● **STATED PROBLEM**: Quote all of the data exactly as given. Skip every picture it contains.

● **SUPPLIED MATERIAL**:

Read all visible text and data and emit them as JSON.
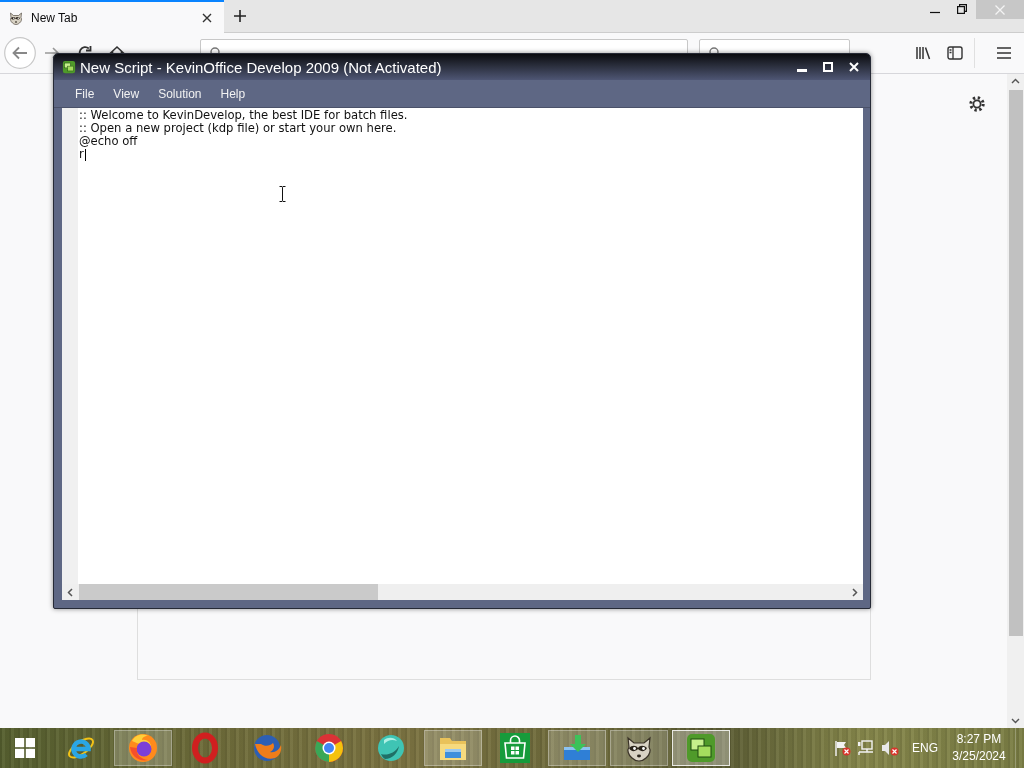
{
  "browser": {
    "tabs": [
      {
        "title": "New Tab",
        "selected": true
      }
    ]
  },
  "app_window": {
    "title": "New Script - KevinOffice Develop 2009 (Not Activated)",
    "menu": [
      "File",
      "View",
      "Solution",
      "Help"
    ],
    "editor": {
      "lines": [
        {
          "text": ":: Welcome to KevinDevelop, the best IDE for batch files.",
          "caret": false
        },
        {
          "text": ":: Open a new project (kdp file) or start your own here.",
          "caret": false
        },
        {
          "text": "@echo off",
          "caret": false
        },
        {
          "text": "r",
          "caret": true
        }
      ]
    }
  },
  "taskbar": {
    "items": [
      {
        "kind": "letter-e",
        "open": false,
        "selected": false
      },
      {
        "kind": "fox",
        "open": true,
        "selected": false
      },
      {
        "kind": "letter-o",
        "open": false,
        "selected": false
      },
      {
        "kind": "fox-classic",
        "open": false,
        "selected": false
      },
      {
        "kind": "ring",
        "open": false,
        "selected": false
      },
      {
        "kind": "globe",
        "open": false,
        "selected": false
      },
      {
        "kind": "folder",
        "open": true,
        "selected": false
      },
      {
        "kind": "bag",
        "open": false,
        "selected": false
      },
      {
        "kind": "download",
        "open": true,
        "selected": false
      },
      {
        "kind": "raccoon",
        "open": true,
        "selected": false
      },
      {
        "kind": "kevin",
        "open": true,
        "selected": true
      }
    ],
    "tray": {
      "language": "ENG",
      "time": "8:27 PM",
      "date": "3/25/2024"
    }
  }
}
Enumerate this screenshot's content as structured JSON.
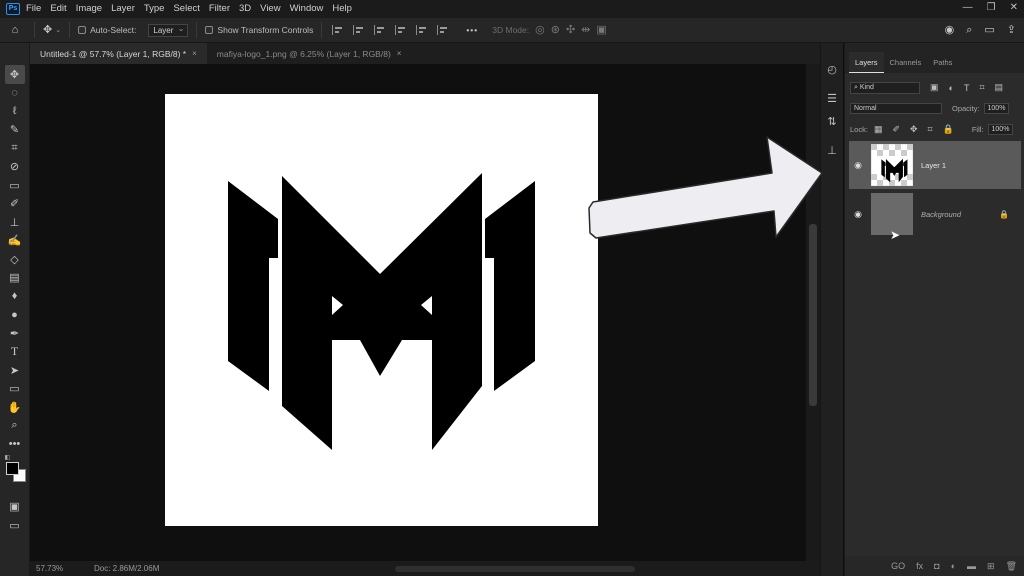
{
  "menubar": {
    "app_logo": "Ps",
    "items": [
      "File",
      "Edit",
      "Image",
      "Layer",
      "Type",
      "Select",
      "Filter",
      "3D",
      "View",
      "Window",
      "Help"
    ],
    "window_controls": [
      "—",
      "❐",
      "✕"
    ]
  },
  "options_bar": {
    "home_icon": "home-icon",
    "move_icon": "move-icon",
    "auto_select_label": "Auto-Select:",
    "auto_select_value": "Layer",
    "transform_controls_label": "Show Transform Controls",
    "more_label": "•••",
    "mode_3d_label": "3D Mode:"
  },
  "tabs": [
    {
      "label": "Untitled-1 @ 57.7% (Layer 1, RGB/8) *",
      "close": "×"
    },
    {
      "label": "mafiya-logo_1.png @ 6.25% (Layer 1, RGB/8)",
      "close": "×"
    }
  ],
  "toolbar": {
    "tools": [
      "move-tool",
      "ellipse-marquee-tool",
      "lasso-tool",
      "quick-selection-tool",
      "crop-tool",
      "eyedropper-tool",
      "healing-brush-tool",
      "brush-tool",
      "clone-stamp-tool",
      "history-brush-tool",
      "eraser-tool",
      "gradient-tool",
      "blur-tool",
      "dodge-tool",
      "pen-tool",
      "type-tool",
      "path-selection-tool",
      "rectangle-tool",
      "hand-tool",
      "zoom-tool",
      "more-tools"
    ],
    "more_label": "•••",
    "foreground_color": "#000000",
    "background_color": "#ffffff"
  },
  "status": {
    "zoom": "57.73%",
    "doc": "Doc: 2.86M/2.06M"
  },
  "layers_panel": {
    "tabs": [
      "Layers",
      "Channels",
      "Paths"
    ],
    "filter_label": "Kind",
    "blend_mode": "Normal",
    "opacity_label": "Opacity:",
    "opacity_value": "100%",
    "lock_label": "Lock:",
    "fill_label": "Fill:",
    "fill_value": "100%",
    "layers": [
      {
        "name": "Layer 1",
        "selected": true,
        "visible": true
      },
      {
        "name": "Background",
        "selected": false,
        "visible": true,
        "locked": true,
        "thumb_color": "#6a6a6a"
      }
    ],
    "footer_icons": [
      "link-icon",
      "fx-icon",
      "mask-icon",
      "adjustment-icon",
      "group-icon",
      "new-layer-icon",
      "delete-icon"
    ],
    "footer_labels": [
      "GO",
      "fx",
      "◘",
      "◐",
      "▬",
      "⊞",
      "🗑"
    ]
  },
  "colors": {
    "accent": "#31a8ff",
    "canvas_bg": "#0f0f0f",
    "panel_bg": "#2b2b2b",
    "arrow_fill": "#eeeef2"
  }
}
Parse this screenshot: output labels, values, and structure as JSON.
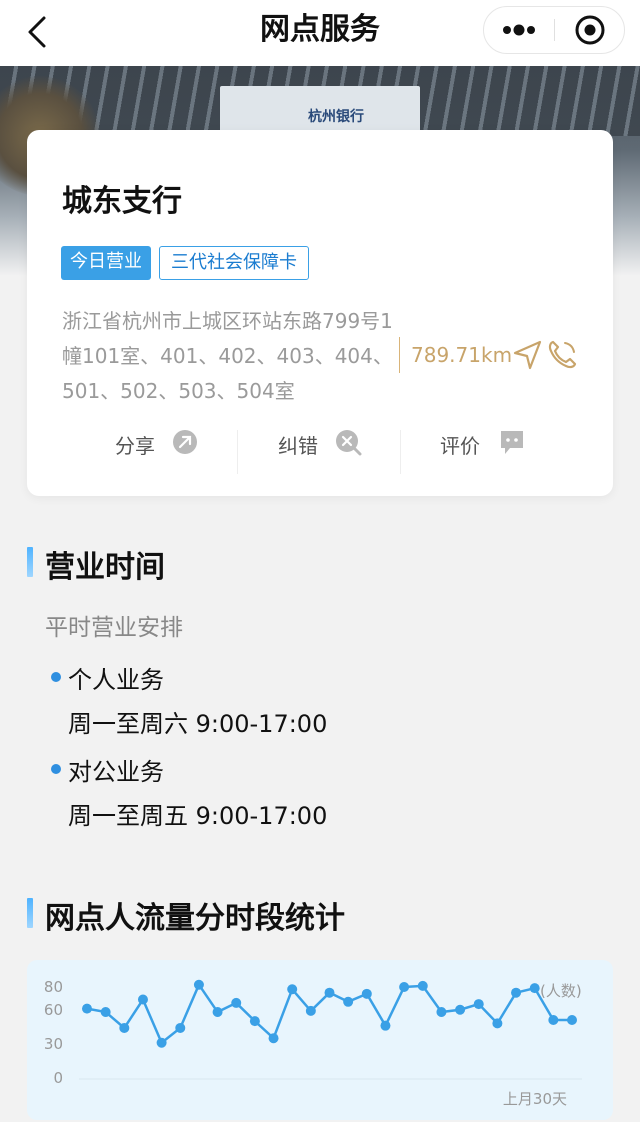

● **OUTPUT FOR THIS EXERCISE**:
Read all visible text and data and emit them as JSON.
{
  "browser": {
    "tabs": [
      {
        "title": "New Tab",
        "selected": true
      }
    ]
  },
  "app_window": {
    "title": "New Script - KevinOffice Develop 2009 (Not Activated)",
    "menu": [
      "File",
      "View",
      "Solution",
      "Help"
    ],
    "editor": {
      "lines": [
        {
          "text": ":: Welcome to KevinDevelop, the best IDE for batch files.",
          "caret": false
        },
        {
          "text": ":: Open a new project (kdp file) or start your own here.",
          "caret": false
        },
        {
          "text": "@echo off",
          "caret": false
        },
        {
          "text": "r",
          "caret": true
        }
      ]
    }
  },
  "taskbar": {
    "items": [
      {
        "kind": "letter-e",
        "open": false,
        "selected": false
      },
      {
        "kind": "fox",
        "open": true,
        "selected": false
      },
      {
        "kind": "letter-o",
        "open": false,
        "selected": false
      },
      {
        "kind": "fox-classic",
        "open": false,
        "selected": false
      },
      {
        "kind": "ring",
        "open": false,
        "selected": false
      },
      {
        "kind": "globe",
        "open": false,
        "selected": false
      },
      {
        "kind": "folder",
        "open": true,
        "selected": false
      },
      {
        "kind": "bag",
        "open": false,
        "selected": false
      },
      {
        "kind": "download",
        "open": true,
        "selected": false
      },
      {
        "kind": "raccoon",
        "open": true,
        "selected": false
      },
      {
        "kind": "kevin",
        "open": true,
        "selected": true
      }
    ],
    "tray": {
      "language": "ENG",
      "time": "8:27 PM",
      "date": "3/25/2024"
    }
  }
}
Enumerate this screenshot's content as structured JSON.
{
  "menubar": {
    "app_logo": "Ps",
    "items": [
      "File",
      "Edit",
      "Image",
      "Layer",
      "Type",
      "Select",
      "Filter",
      "3D",
      "View",
      "Window",
      "Help"
    ],
    "window_controls": [
      "—",
      "❐",
      "✕"
    ]
  },
  "options_bar": {
    "home_icon": "home-icon",
    "move_icon": "move-icon",
    "auto_select_label": "Auto-Select:",
    "auto_select_value": "Layer",
    "transform_controls_label": "Show Transform Controls",
    "more_label": "•••",
    "mode_3d_label": "3D Mode:"
  },
  "tabs": [
    {
      "label": "Untitled-1 @ 57.7% (Layer 1, RGB/8) *",
      "close": "×"
    },
    {
      "label": "mafiya-logo_1.png @ 6.25% (Layer 1, RGB/8)",
      "close": "×"
    }
  ],
  "toolbar": {
    "tools": [
      "move-tool",
      "ellipse-marquee-tool",
      "lasso-tool",
      "quick-selection-tool",
      "crop-tool",
      "eyedropper-tool",
      "healing-brush-tool",
      "brush-tool",
      "clone-stamp-tool",
      "history-brush-tool",
      "eraser-tool",
      "gradient-tool",
      "blur-tool",
      "dodge-tool",
      "pen-tool",
      "type-tool",
      "path-selection-tool",
      "rectangle-tool",
      "hand-tool",
      "zoom-tool",
      "more-tools"
    ],
    "more_label": "•••",
    "foreground_color": "#000000",
    "background_color": "#ffffff"
  },
  "status": {
    "zoom": "57.73%",
    "doc": "Doc: 2.86M/2.06M"
  },
  "layers_panel": {
    "tabs": [
      "Layers",
      "Channels",
      "Paths"
    ],
    "filter_label": "Kind",
    "blend_mode": "Normal",
    "opacity_label": "Opacity:",
    "opacity_value": "100%",
    "lock_label": "Lock:",
    "fill_label": "Fill:",
    "fill_value": "100%",
    "layers": [
      {
        "name": "Layer 1",
        "selected": true,
        "visible": true
      },
      {
        "name": "Background",
        "selected": false,
        "visible": true,
        "locked": true,
        "thumb_color": "#6a6a6a"
      }
    ],
    "footer_icons": [
      "link-icon",
      "fx-icon",
      "mask-icon",
      "adjustment-icon",
      "group-icon",
      "new-layer-icon",
      "delete-icon"
    ],
    "footer_labels": [
      "GO",
      "fx",
      "◘",
      "◐",
      "▬",
      "⊞",
      "🗑"
    ]
  },
  "colors": {
    "accent": "#31a8ff",
    "canvas_bg": "#0f0f0f",
    "panel_bg": "#2b2b2b",
    "arrow_fill": "#eeeef2"
  }
}
Parse this screenshot: output labels, values, and structure as JSON.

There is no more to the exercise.